● Work required
Copy each line of the records that holds the string "title".

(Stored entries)
<<<<

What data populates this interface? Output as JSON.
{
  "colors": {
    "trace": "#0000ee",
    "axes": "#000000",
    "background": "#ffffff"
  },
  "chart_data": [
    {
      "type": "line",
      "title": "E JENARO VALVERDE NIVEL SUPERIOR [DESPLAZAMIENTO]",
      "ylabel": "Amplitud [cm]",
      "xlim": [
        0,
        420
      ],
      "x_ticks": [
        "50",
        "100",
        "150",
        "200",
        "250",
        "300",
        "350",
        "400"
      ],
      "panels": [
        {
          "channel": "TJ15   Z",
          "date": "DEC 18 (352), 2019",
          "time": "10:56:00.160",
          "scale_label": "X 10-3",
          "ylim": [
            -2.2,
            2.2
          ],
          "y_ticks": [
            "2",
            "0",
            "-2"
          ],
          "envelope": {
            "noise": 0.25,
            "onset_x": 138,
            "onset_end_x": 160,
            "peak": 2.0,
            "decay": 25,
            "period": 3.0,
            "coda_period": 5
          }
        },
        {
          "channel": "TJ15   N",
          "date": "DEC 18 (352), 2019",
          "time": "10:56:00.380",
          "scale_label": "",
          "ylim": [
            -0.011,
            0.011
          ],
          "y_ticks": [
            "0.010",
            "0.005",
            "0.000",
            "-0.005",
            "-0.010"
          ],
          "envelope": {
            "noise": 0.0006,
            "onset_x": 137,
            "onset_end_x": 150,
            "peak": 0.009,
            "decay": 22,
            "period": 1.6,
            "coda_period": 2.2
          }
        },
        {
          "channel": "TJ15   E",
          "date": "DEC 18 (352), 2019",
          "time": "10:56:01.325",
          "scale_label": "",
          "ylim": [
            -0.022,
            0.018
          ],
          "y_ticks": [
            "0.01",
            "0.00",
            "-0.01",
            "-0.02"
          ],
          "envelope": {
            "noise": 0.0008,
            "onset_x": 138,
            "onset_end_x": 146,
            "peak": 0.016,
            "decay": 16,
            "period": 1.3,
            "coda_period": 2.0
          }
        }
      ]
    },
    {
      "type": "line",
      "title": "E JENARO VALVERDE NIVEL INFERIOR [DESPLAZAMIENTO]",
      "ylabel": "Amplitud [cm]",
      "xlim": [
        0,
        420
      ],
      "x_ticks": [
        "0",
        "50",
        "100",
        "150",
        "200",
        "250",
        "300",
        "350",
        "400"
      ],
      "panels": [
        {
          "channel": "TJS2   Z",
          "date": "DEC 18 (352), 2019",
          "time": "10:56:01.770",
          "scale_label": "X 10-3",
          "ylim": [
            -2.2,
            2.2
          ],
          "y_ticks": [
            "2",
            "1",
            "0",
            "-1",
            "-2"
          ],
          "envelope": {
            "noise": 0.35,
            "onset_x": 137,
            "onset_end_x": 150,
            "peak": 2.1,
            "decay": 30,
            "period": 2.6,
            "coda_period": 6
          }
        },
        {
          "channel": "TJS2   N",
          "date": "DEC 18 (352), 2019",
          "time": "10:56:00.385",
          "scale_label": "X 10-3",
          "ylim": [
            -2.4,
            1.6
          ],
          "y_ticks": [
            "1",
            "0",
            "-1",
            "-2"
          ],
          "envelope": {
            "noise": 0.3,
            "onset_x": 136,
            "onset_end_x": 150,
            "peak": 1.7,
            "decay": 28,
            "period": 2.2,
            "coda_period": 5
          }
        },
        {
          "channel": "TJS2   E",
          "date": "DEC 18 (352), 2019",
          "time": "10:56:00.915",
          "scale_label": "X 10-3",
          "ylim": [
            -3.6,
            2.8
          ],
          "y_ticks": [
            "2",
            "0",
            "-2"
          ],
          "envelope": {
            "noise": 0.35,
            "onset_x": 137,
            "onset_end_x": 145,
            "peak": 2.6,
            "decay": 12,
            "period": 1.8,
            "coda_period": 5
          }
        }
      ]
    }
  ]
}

>>>>

● Task answer
      "title": "E JENARO VALVERDE NIVEL SUPERIOR [DESPLAZAMIENTO]",
      "title": "E JENARO VALVERDE NIVEL INFERIOR [DESPLAZAMIENTO]",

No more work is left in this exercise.